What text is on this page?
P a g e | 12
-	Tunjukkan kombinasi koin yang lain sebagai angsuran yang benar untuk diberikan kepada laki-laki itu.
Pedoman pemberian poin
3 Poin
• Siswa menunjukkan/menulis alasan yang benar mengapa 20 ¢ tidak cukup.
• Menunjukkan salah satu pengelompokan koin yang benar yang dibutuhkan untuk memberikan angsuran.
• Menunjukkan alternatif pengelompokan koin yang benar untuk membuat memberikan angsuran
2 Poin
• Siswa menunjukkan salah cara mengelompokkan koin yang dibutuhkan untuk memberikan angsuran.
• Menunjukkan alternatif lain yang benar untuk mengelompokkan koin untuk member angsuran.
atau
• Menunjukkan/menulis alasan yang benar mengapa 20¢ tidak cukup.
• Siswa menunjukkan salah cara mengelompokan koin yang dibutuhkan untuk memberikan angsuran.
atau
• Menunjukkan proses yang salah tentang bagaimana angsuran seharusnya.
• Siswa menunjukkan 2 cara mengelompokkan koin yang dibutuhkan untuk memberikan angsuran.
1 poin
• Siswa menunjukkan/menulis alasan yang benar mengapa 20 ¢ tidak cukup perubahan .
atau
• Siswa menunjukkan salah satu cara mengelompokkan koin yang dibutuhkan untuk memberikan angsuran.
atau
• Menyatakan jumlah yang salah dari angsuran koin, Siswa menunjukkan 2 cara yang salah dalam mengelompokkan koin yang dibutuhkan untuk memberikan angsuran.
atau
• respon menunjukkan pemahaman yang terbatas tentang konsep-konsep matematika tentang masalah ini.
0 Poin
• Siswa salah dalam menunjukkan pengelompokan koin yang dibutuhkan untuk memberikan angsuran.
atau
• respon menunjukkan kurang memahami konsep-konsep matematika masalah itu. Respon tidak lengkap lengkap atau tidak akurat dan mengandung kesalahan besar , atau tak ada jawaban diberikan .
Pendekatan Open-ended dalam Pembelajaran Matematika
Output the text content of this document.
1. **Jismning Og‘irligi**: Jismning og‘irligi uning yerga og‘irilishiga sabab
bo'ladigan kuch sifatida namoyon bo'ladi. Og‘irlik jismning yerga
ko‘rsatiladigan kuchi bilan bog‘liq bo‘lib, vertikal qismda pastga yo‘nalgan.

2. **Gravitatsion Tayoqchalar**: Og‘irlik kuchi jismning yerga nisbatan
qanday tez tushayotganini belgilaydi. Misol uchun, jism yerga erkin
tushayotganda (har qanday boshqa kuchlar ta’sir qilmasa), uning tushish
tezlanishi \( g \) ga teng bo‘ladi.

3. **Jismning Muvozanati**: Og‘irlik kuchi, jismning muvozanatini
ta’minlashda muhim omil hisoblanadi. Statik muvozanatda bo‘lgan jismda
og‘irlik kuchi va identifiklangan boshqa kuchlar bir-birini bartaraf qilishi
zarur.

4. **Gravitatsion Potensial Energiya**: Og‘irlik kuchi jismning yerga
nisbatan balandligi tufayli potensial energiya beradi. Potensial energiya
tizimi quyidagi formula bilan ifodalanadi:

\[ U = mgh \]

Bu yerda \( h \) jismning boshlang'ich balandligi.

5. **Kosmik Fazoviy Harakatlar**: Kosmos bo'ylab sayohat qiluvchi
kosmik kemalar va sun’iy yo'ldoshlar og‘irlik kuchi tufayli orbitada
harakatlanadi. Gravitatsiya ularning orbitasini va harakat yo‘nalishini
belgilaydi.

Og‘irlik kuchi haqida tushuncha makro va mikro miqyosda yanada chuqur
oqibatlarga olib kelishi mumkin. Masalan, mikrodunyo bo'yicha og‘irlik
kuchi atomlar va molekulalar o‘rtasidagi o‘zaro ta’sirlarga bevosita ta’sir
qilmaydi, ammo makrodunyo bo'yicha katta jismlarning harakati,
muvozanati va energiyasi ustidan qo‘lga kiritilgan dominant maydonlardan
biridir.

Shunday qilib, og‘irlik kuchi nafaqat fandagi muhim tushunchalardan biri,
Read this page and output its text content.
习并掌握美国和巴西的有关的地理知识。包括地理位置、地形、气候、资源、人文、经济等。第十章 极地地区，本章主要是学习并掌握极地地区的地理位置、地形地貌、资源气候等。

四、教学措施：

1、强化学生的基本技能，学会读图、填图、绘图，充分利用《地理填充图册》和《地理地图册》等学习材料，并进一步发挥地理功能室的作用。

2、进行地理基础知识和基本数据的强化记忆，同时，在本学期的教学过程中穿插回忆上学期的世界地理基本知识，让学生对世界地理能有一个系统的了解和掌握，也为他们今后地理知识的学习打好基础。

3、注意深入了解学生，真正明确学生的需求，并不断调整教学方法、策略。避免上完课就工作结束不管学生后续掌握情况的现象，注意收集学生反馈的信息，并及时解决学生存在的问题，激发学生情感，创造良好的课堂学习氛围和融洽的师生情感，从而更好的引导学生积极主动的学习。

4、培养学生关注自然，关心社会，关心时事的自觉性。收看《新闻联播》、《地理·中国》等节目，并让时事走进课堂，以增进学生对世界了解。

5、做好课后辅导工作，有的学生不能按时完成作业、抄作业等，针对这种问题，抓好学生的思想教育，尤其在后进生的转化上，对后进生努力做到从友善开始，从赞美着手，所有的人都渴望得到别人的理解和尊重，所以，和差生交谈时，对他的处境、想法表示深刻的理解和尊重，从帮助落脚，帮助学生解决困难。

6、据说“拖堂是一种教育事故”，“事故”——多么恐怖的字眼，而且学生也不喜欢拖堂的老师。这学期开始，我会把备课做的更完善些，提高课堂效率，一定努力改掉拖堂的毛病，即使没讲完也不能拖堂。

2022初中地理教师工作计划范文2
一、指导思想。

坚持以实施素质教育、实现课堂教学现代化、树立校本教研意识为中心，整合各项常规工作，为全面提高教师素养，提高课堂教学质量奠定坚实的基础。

········

## What the exercise asks
Output the entries verbatim.

## Answer in full
What text is on this page?
P a g e | 12
-	Tunjukkan kombinasi koin yang lain sebagai angsuran yang benar untuk diberikan kepada laki-laki itu.
Pedoman pemberian poin
3 Poin
• Siswa menunjukkan/menulis alasan yang benar mengapa 20 ¢ tidak cukup.
• Menunjukkan salah satu pengelompokan koin yang benar yang dibutuhkan untuk memberikan angsuran.
• Menunjukkan alternatif pengelompokan koin yang benar untuk membuat memberikan angsuran
2 Poin
• Siswa menunjukkan salah cara mengelompokkan koin yang dibutuhkan untuk memberikan angsuran.
• Menunjukkan alternatif lain yang benar untuk mengelompokkan koin untuk member angsuran.
atau
• Menunjukkan/menulis alasan yang benar mengapa 20¢ tidak cukup.
• Siswa menunjukkan salah cara mengelompokan koin yang dibutuhkan untuk memberikan angsuran.
atau
• Menunjukkan proses yang salah tentang bagaimana angsuran seharusnya.
• Siswa menunjukkan 2 cara mengelompokkan koin yang dibutuhkan untuk memberikan angsuran.
1 poin
• Siswa menunjukkan/menulis alasan yang benar mengapa 20 ¢ tidak cukup perubahan .
atau
• Siswa menunjukkan salah satu cara mengelompokkan koin yang dibutuhkan untuk memberikan angsuran.
atau
• Menyatakan jumlah yang salah dari angsuran koin, Siswa menunjukkan 2 cara yang salah dalam mengelompokkan koin yang dibutuhkan untuk memberikan angsuran.
atau
• respon menunjukkan pemahaman yang terbatas tentang konsep-konsep matematika tentang masalah ini.
0 Poin
• Siswa salah dalam menunjukkan pengelompokan koin yang dibutuhkan untuk memberikan angsuran.
atau
• respon menunjukkan kurang memahami konsep-konsep matematika masalah itu. Respon tidak lengkap lengkap atau tidak akurat dan mengandung kesalahan besar , atau tak ada jawaban diberikan .
Pendekatan Open-ended dalam Pembelajaran Matematika
Output the text content of this document.
1. **Jismning Og‘irligi**: Jismning og‘irligi uning yerga og‘irilishiga sabab
bo'ladigan kuch sifatida namoyon bo'ladi. Og‘irlik jismning yerga
ko‘rsatiladigan kuchi bilan bog‘liq bo‘lib, vertikal qismda pastga yo‘nalgan.

2. **Gravitatsion Tayoqchalar**: Og‘irlik kuchi jismning yerga nisbatan
qanday tez tushayotganini belgilaydi. Misol uchun, jism yerga erkin
tushayotganda (har qanday boshqa kuchlar ta’sir qilmasa), uning tushish
tezlanishi \( g \) ga teng bo‘ladi.

3. **Jismning Muvozanati**: Og‘irlik kuchi, jismning muvozanatini
ta’minlashda muhim omil hisoblanadi. Statik muvozanatda bo‘lgan jismda
og‘irlik kuchi va identifiklangan boshqa kuchlar bir-birini bartaraf qilishi
zarur.

4. **Gravitatsion Potensial Energiya**: Og‘irlik kuchi jismning yerga
nisbatan balandligi tufayli potensial energiya beradi. Potensial energiya
tizimi quyidagi formula bilan ifodalanadi:

\[ U = mgh \]

Bu yerda \( h \) jismning boshlang'ich balandligi.

5. **Kosmik Fazoviy Harakatlar**: Kosmos bo'ylab sayohat qiluvchi
kosmik kemalar va sun’iy yo'ldoshlar og‘irlik kuchi tufayli orbitada
harakatlanadi. Gravitatsiya ularning orbitasini va harakat yo‘nalishini
belgilaydi.

Og‘irlik kuchi haqida tushuncha makro va mikro miqyosda yanada chuqur
oqibatlarga olib kelishi mumkin. Masalan, mikrodunyo bo'yicha og‘irlik
kuchi atomlar va molekulalar o‘rtasidagi o‘zaro ta’sirlarga bevosita ta’sir
qilmaydi, ammo makrodunyo bo'yicha katta jismlarning harakati,
muvozanati va energiyasi ustidan qo‘lga kiritilgan dominant maydonlardan
biridir.

Shunday qilib, og‘irlik kuchi nafaqat fandagi muhim tushunchalardan biri,
Read this page and output its text content.
习并掌握美国和巴西的有关的地理知识。包括地理位置、地形、气候、资源、人文、经济等。第十章 极地地区，本章主要是学习并掌握极地地区的地理位置、地形地貌、资源气候等。

四、教学措施：

1、强化学生的基本技能，学会读图、填图、绘图，充分利用《地理填充图册》和《地理地图册》等学习材料，并进一步发挥地理功能室的作用。

2、进行地理基础知识和基本数据的强化记忆，同时，在本学期的教学过程中穿插回忆上学期的世界地理基本知识，让学生对世界地理能有一个系统的了解和掌握，也为他们今后地理知识的学习打好基础。

3、注意深入了解学生，真正明确学生的需求，并不断调整教学方法、策略。避免上完课就工作结束不管学生后续掌握情况的现象，注意收集学生反馈的信息，并及时解决学生存在的问题，激发学生情感，创造良好的课堂学习氛围和融洽的师生情感，从而更好的引导学生积极主动的学习。

4、培养学生关注自然，关心社会，关心时事的自觉性。收看《新闻联播》、《地理·中国》等节目，并让时事走进课堂，以增进学生对世界了解。

5、做好课后辅导工作，有的学生不能按时完成作业、抄作业等，针对这种问题，抓好学生的思想教育，尤其在后进生的转化上，对后进生努力做到从友善开始，从赞美着手，所有的人都渴望得到别人的理解和尊重，所以，和差生交谈时，对他的处境、想法表示深刻的理解和尊重，从帮助落脚，帮助学生解决困难。

6、据说“拖堂是一种教育事故”，“事故”——多么恐怖的字眼，而且学生也不喜欢拖堂的老师。这学期开始，我会把备课做的更完善些，提高课堂效率，一定努力改掉拖堂的毛病，即使没讲完也不能拖堂。

2022初中地理教师工作计划范文2
一、指导思想。

坚持以实施素质教育、实现课堂教学现代化、树立校本教研意识为中心，整合各项常规工作，为全面提高教师素养，提高课堂教学质量奠定坚实的基础。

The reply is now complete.